--- start MATERIAL SHOWN ---

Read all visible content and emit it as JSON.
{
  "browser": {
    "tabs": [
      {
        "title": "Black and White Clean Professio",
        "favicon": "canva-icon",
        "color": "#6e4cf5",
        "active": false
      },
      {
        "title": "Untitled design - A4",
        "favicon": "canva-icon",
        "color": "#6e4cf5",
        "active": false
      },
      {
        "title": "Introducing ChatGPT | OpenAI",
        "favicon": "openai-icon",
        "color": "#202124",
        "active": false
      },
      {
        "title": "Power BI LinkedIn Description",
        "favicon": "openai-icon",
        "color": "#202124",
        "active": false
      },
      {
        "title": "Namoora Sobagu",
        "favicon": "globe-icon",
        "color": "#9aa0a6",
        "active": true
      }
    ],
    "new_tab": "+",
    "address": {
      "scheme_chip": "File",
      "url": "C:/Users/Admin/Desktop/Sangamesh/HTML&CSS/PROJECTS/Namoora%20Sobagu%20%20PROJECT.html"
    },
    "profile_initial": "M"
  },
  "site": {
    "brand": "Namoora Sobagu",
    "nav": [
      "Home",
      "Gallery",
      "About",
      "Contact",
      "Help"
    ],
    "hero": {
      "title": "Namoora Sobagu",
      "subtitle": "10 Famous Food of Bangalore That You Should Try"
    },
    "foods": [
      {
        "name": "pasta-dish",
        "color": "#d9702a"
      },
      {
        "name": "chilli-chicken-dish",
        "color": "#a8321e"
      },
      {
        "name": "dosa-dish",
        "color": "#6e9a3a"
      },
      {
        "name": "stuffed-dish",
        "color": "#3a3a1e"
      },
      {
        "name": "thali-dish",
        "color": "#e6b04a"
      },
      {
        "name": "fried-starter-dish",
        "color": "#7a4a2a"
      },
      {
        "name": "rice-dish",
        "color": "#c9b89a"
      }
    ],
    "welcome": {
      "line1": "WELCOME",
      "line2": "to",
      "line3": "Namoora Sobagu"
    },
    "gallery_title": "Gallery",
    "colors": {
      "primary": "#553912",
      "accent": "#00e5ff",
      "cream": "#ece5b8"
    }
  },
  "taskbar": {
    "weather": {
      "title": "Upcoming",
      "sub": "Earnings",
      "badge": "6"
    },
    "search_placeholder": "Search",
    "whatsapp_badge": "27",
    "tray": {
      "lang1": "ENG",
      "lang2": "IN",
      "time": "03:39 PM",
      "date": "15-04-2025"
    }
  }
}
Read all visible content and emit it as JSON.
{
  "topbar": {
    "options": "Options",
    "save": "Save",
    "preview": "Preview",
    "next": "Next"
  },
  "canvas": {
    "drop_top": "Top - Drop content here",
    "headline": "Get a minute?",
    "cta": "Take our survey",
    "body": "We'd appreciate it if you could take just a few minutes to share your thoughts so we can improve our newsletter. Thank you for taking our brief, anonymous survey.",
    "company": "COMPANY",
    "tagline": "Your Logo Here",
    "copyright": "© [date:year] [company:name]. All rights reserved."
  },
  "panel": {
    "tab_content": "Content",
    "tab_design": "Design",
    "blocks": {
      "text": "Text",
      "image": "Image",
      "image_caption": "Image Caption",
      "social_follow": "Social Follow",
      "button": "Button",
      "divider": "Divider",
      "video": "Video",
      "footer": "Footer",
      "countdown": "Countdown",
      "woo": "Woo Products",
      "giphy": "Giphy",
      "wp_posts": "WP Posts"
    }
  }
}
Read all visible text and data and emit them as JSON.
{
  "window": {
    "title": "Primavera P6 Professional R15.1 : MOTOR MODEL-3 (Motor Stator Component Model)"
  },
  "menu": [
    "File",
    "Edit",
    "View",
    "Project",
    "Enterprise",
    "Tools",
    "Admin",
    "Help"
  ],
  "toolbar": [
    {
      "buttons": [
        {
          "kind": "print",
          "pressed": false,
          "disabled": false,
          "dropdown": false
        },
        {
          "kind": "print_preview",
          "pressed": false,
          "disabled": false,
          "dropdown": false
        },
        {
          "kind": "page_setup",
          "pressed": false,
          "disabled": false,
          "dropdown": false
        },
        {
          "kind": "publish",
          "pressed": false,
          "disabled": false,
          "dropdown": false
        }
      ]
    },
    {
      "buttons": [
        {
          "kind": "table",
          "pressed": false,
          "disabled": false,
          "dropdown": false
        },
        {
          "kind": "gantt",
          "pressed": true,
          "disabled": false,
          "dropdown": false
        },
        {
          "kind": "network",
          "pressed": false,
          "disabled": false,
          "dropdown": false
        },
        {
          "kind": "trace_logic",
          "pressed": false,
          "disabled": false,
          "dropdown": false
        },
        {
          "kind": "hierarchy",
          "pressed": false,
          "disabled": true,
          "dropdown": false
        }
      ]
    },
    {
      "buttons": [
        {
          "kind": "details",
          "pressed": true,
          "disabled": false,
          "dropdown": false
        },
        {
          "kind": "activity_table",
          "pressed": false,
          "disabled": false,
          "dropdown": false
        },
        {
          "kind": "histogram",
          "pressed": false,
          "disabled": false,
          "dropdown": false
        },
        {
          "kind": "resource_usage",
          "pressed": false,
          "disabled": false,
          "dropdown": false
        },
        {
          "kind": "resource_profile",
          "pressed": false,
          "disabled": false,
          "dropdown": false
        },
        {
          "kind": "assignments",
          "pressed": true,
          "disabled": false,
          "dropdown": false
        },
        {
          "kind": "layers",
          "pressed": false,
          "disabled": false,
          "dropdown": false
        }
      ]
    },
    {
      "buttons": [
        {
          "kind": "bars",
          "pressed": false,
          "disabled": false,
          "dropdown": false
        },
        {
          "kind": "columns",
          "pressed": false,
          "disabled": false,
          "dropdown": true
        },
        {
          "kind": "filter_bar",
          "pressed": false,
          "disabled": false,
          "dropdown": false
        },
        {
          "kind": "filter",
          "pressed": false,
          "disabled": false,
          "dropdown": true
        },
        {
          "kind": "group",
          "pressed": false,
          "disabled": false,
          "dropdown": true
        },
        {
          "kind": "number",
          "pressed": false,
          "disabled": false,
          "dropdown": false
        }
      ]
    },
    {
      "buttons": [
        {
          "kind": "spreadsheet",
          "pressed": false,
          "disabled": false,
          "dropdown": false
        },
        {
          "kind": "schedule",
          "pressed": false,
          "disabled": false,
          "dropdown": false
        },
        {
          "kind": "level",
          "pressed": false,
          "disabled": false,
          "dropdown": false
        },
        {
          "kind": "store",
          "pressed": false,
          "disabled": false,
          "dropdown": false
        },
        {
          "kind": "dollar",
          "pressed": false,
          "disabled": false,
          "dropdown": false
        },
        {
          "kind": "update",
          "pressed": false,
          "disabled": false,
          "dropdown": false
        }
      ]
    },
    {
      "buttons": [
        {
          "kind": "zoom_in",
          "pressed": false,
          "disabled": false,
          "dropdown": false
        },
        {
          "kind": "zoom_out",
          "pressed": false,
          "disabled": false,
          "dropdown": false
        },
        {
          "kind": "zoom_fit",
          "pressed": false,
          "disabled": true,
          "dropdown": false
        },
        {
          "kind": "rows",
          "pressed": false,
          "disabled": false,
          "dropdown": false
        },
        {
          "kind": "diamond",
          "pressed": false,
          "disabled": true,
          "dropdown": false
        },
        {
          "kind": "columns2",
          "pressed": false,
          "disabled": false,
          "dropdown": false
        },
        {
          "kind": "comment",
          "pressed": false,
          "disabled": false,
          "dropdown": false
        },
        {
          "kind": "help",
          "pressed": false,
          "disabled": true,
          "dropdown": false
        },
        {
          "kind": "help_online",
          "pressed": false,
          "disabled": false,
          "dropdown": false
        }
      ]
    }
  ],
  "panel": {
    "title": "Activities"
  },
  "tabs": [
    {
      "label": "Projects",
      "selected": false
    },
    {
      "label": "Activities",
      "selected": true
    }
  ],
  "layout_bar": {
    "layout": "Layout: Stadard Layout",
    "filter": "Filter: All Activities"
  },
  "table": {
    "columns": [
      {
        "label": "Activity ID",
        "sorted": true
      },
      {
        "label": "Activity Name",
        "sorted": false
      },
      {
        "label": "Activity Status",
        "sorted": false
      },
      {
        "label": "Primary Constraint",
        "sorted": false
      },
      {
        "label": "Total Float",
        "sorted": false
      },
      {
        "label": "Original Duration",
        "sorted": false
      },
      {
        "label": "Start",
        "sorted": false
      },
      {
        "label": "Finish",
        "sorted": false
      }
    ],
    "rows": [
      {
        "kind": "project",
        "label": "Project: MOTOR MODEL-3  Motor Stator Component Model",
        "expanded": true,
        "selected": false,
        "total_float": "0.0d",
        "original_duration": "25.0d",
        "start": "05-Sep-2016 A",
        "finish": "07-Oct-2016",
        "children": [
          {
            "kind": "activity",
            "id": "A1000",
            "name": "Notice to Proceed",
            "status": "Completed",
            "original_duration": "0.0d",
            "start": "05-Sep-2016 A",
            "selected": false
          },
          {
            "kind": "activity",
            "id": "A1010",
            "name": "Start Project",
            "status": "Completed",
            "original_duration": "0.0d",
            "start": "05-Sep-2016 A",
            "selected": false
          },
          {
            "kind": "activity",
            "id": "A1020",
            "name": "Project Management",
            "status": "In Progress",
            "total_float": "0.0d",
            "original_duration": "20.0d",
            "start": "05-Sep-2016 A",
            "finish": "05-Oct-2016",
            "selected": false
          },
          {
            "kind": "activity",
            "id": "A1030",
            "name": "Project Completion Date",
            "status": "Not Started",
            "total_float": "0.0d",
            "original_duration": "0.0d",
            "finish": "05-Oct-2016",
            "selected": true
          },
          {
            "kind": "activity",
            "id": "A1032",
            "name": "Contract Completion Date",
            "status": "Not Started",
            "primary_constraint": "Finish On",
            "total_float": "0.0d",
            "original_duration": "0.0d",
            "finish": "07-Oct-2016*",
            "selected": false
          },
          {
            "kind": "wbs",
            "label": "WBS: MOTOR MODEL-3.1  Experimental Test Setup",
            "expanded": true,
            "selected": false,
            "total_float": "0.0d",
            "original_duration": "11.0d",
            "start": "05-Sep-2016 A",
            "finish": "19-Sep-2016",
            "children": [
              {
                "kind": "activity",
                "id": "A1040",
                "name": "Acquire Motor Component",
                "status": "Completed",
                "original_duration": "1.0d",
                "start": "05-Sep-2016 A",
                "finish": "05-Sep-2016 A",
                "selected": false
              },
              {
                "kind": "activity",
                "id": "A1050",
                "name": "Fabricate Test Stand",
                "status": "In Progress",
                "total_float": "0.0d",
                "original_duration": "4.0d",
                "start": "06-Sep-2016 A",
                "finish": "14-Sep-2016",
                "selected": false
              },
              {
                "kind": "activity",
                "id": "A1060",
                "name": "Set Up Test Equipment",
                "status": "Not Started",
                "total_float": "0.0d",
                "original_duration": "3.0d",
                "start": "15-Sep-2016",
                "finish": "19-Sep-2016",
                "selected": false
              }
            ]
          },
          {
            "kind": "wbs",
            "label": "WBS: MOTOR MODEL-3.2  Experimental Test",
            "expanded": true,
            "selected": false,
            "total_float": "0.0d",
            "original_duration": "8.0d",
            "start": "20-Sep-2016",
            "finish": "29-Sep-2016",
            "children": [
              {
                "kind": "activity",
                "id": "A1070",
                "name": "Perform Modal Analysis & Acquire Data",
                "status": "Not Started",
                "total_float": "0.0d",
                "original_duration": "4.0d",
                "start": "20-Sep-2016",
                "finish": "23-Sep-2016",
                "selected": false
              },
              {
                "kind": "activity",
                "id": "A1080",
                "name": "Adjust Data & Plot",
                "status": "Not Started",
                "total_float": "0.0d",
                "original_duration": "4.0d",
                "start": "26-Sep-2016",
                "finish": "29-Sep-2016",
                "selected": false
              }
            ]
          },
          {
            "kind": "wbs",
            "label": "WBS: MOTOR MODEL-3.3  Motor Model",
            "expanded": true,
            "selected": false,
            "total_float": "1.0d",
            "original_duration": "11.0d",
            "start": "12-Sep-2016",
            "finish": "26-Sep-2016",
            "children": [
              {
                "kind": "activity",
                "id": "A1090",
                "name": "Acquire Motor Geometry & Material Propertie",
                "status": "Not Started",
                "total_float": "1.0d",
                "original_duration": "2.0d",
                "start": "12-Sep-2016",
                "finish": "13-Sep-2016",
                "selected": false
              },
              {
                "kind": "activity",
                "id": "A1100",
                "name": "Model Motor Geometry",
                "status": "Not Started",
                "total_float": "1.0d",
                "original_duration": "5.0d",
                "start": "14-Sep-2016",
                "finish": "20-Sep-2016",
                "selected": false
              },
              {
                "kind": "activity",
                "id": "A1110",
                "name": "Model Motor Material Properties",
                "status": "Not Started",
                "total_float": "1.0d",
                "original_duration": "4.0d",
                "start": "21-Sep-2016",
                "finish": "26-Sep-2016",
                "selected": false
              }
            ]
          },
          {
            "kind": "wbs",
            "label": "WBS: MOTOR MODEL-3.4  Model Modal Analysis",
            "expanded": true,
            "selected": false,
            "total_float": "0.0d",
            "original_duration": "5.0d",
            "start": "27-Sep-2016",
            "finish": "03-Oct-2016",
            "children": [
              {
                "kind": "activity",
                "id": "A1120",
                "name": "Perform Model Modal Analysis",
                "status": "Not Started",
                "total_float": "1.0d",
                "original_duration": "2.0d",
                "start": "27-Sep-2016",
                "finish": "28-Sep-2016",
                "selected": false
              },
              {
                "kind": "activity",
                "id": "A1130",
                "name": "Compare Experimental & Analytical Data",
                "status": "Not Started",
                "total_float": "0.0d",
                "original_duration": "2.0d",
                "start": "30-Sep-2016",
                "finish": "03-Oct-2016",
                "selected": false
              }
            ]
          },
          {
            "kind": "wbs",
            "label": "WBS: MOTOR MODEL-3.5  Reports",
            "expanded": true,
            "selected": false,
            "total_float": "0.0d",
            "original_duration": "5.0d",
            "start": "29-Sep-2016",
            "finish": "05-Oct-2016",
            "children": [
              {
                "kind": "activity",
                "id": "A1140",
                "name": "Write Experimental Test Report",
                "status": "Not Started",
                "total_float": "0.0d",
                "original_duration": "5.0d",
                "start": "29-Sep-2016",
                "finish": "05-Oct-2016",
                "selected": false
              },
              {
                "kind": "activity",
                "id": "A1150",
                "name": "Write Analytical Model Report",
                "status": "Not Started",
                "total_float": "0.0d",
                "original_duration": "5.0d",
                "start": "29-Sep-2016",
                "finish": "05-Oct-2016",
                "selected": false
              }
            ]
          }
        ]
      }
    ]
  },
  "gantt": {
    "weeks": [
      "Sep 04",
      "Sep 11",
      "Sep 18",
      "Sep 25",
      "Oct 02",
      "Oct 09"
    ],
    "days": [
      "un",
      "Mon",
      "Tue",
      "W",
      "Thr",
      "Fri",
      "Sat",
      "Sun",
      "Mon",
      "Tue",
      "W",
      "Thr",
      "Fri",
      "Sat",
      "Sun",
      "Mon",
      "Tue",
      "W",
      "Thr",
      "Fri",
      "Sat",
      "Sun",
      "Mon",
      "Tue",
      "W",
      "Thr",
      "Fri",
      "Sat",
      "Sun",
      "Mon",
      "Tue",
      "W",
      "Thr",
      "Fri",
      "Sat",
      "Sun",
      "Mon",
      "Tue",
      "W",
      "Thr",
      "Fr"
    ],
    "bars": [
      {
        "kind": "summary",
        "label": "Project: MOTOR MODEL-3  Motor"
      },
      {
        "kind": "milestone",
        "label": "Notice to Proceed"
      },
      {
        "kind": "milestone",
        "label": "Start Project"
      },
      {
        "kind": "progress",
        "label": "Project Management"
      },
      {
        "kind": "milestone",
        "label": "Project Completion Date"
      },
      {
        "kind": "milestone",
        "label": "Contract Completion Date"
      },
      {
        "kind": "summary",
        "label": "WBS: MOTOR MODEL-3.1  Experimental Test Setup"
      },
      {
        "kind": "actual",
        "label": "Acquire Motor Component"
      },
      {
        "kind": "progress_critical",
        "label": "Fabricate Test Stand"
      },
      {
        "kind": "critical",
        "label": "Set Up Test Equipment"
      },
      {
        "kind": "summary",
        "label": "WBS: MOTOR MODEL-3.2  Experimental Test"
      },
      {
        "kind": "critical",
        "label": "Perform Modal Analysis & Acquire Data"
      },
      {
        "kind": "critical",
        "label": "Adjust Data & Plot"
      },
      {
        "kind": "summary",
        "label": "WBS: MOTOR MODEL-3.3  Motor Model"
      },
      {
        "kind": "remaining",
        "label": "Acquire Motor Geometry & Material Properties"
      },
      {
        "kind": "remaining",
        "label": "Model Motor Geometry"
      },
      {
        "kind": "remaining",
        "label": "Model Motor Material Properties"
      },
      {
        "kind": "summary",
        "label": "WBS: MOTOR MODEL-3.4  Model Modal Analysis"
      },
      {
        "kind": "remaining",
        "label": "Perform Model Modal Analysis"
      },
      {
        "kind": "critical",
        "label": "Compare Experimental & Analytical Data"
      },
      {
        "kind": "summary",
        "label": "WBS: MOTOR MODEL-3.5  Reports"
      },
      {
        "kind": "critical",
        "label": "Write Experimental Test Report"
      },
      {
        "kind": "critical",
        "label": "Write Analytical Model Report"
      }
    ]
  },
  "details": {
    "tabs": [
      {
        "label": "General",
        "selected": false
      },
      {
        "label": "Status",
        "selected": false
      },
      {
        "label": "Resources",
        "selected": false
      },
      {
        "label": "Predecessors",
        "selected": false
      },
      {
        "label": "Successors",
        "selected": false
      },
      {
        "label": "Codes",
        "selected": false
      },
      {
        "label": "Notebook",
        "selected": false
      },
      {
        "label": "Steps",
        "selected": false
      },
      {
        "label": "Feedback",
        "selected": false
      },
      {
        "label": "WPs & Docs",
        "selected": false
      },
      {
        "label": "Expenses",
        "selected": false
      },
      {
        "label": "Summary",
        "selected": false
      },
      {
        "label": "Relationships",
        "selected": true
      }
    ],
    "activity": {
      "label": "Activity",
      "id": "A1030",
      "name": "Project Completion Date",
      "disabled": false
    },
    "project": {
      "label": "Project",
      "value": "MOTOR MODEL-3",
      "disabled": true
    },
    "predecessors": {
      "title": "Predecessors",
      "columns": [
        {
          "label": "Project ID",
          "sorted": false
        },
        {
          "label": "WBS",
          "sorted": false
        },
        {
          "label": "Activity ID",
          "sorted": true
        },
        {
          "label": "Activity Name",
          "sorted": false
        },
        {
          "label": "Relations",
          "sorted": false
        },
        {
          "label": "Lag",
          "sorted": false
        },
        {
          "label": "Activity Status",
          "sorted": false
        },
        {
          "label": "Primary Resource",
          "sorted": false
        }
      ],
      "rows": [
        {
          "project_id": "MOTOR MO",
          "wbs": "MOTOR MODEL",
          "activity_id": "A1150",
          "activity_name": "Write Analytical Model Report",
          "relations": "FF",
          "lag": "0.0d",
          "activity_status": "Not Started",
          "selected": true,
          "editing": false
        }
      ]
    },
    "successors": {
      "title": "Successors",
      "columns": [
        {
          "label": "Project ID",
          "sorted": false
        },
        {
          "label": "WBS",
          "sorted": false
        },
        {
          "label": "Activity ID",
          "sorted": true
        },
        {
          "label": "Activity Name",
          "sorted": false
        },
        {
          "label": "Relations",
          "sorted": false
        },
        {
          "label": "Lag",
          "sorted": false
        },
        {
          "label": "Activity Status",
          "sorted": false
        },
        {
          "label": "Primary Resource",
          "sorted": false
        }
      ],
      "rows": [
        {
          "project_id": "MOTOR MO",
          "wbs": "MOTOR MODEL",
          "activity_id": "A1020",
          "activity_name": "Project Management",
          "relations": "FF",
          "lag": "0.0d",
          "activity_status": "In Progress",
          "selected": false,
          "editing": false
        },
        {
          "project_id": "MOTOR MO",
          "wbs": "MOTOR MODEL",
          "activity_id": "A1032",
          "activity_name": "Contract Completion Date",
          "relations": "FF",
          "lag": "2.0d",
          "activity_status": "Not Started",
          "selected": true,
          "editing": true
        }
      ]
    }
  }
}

--- end MATERIAL SHOWN ---

■ **WRITTEN EXERCISE**
Report every line in the data above in which the word "Stator" appears.

■ **SOLUTION FOR THIS PROBLEM**
    "title": "Primavera P6 Professional R15.1 : MOTOR MODEL-3 (Motor Stator Component Model)"
        "label": "Project: MOTOR MODEL-3  Motor Stator Component Model",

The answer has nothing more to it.